### Exercise materials
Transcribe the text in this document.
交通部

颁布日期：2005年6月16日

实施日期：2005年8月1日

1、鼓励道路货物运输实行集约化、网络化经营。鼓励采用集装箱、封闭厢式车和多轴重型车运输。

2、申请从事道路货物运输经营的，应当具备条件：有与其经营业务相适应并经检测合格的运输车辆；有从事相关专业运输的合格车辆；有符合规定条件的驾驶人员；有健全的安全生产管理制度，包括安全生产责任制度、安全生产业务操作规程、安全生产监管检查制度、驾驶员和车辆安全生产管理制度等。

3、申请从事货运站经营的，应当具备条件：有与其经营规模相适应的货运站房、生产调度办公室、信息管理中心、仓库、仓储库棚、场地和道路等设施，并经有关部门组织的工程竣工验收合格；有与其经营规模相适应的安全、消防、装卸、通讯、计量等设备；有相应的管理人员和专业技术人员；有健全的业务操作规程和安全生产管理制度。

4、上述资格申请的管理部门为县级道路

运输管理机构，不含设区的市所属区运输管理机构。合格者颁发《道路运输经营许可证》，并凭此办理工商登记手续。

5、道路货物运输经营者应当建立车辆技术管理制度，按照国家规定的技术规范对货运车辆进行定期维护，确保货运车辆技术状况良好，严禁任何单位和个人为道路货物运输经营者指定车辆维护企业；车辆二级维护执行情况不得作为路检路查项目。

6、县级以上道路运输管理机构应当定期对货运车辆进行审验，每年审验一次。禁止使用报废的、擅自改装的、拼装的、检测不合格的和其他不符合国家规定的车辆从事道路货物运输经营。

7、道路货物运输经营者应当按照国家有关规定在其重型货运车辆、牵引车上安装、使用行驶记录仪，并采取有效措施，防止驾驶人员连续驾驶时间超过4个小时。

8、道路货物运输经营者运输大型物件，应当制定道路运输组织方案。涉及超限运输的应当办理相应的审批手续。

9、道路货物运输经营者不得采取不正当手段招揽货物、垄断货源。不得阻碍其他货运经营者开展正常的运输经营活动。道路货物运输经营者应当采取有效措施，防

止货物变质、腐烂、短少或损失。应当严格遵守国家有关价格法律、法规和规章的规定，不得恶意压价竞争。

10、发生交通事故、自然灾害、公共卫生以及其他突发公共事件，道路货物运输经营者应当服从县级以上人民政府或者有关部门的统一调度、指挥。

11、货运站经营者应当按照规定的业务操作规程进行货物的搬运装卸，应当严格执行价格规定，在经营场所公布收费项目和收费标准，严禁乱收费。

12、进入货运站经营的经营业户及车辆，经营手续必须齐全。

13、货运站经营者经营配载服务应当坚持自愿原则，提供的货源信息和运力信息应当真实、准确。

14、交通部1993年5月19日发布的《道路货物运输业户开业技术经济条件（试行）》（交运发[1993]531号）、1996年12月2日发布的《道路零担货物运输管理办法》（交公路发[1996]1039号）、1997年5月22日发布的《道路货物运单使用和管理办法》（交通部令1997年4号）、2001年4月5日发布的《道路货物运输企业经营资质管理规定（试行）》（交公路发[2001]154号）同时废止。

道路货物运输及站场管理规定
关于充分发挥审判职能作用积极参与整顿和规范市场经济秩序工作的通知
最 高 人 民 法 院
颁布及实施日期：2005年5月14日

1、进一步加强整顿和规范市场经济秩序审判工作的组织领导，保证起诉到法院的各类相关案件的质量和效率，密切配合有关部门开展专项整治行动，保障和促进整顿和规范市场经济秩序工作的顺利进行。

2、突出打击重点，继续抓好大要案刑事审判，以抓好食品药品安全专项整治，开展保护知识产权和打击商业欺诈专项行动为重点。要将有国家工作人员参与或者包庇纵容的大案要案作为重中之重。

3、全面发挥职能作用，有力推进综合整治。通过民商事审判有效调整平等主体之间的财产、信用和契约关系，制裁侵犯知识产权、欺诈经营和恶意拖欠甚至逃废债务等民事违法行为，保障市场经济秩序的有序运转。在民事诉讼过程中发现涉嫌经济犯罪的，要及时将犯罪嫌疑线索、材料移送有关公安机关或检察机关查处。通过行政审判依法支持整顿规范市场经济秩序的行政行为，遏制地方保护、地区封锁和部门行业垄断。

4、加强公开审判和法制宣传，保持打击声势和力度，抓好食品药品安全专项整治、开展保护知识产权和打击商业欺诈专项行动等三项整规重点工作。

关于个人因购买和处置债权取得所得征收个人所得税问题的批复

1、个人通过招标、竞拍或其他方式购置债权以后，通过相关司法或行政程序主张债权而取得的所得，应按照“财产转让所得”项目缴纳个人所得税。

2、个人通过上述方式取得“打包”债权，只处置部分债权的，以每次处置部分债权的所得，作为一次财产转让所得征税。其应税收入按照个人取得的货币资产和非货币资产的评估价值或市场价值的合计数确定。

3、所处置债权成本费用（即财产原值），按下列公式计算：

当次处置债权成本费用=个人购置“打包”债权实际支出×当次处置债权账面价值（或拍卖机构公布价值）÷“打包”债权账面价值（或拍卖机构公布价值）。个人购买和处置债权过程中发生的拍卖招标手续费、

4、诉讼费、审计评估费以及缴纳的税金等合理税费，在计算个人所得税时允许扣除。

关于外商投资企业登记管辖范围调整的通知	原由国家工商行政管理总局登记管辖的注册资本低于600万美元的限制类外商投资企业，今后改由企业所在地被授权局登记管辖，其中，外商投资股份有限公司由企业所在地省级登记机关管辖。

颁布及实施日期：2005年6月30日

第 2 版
######
Which lines contain the word "应当具备条件"? Copy each of them.

Output:
2、申请从事道路货物运输经营的，应当具备条件：有与其经营业务相适应并经检测合格的运输车辆；有从事相关专业运输的合格车辆；有符合规定条件的驾驶人员；有健全的安全生产管理制度，包括安全生产责任制度、安全生产业务操作规程、安全生产监管检查制度、驾驶员和车辆安全生产管理制度等。
3、申请从事货运站经营的，应当具备条件：有与其经营规模相适应的货运站房、生产调度办公室、信息管理中心、仓库、仓储库棚、场地和道路等设施，并经有关部门组织的工程竣工验收合格；有与其经营规模相适应的安全、消防、装卸、通讯、计量等设备；有相应的管理人员和专业技术人员；有健全的业务操作规程和安全生产管理制度。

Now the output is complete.